Stored data
______________________________

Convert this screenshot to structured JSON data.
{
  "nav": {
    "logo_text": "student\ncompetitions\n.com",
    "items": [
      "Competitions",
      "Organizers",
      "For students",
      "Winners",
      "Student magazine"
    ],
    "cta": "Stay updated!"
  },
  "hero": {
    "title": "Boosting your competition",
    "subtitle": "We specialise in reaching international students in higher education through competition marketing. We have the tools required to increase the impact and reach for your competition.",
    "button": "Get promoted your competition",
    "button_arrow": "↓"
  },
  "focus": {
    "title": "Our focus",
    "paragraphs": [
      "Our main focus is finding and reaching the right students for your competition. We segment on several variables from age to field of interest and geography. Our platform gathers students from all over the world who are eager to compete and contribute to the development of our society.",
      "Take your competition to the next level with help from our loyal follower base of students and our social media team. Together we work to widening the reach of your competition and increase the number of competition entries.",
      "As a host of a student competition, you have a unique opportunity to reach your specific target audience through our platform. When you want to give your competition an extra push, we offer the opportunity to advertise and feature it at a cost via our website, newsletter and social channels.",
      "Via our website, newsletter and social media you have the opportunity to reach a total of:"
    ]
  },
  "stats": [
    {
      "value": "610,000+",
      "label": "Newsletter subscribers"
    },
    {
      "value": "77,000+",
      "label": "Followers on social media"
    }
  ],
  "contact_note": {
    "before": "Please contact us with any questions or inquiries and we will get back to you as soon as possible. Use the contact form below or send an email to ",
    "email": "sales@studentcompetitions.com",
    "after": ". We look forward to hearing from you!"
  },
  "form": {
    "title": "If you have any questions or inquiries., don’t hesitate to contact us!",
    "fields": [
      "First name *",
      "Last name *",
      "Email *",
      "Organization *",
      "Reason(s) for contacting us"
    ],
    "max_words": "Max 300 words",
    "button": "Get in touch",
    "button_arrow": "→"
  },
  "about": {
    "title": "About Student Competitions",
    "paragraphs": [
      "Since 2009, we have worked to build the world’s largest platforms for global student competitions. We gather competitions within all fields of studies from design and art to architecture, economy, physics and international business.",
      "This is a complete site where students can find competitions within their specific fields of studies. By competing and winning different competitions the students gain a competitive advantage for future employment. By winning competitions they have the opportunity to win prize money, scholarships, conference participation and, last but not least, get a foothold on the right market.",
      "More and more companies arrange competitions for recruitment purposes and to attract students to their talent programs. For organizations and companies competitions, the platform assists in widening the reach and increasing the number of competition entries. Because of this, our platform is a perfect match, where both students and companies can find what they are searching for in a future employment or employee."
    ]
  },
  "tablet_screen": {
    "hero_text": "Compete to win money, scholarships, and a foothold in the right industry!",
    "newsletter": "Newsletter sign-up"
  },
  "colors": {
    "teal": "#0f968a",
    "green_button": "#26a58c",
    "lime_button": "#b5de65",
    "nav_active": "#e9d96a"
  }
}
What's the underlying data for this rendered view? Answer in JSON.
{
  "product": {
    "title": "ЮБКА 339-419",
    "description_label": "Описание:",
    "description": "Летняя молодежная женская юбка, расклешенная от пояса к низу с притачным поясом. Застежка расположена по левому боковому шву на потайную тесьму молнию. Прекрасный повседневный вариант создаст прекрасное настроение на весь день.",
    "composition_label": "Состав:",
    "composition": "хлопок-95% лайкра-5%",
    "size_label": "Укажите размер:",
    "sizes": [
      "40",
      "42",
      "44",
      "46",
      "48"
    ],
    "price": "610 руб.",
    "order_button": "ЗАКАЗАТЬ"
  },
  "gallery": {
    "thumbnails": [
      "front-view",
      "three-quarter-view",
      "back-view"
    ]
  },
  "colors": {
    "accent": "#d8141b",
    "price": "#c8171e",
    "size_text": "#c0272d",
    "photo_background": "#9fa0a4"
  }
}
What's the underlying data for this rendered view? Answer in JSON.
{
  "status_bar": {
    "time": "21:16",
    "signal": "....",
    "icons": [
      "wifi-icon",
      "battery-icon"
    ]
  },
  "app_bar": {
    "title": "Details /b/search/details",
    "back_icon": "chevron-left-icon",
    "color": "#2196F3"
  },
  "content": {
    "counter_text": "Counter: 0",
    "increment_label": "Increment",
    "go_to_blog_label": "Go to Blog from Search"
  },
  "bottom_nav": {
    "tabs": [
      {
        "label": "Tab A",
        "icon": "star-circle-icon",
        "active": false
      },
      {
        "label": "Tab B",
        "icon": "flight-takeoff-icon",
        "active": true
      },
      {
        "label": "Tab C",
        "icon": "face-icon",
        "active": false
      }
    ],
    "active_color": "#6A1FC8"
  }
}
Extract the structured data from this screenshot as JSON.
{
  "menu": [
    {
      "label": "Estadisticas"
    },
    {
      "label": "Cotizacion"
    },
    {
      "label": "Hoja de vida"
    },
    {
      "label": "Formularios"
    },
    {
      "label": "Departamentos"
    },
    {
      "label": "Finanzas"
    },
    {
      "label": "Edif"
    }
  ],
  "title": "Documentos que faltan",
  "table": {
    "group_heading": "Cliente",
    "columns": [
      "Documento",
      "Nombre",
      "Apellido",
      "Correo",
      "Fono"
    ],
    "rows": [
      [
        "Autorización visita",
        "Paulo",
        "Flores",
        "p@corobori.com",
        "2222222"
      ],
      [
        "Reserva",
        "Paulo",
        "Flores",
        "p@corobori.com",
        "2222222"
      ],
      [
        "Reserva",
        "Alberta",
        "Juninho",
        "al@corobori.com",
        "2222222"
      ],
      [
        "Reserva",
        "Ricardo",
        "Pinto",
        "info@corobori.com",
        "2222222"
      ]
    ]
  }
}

______________________________

* _YOUR GOAL_: Find the lines above that include the string "money" and copy them.

* _EXPECTED ANSWER_:
      "This is a complete site where students can find competitions within their specific fields of studies. By competing and winning different competitions the students gain a competitive advantage for future employment. By winning competitions they have the opportunity to win prize money, scholarships, conference participation and, last but not least, get a foothold on the right market.",
    "hero_text": "Compete to win money, scholarships, and a foothold in the right industry!",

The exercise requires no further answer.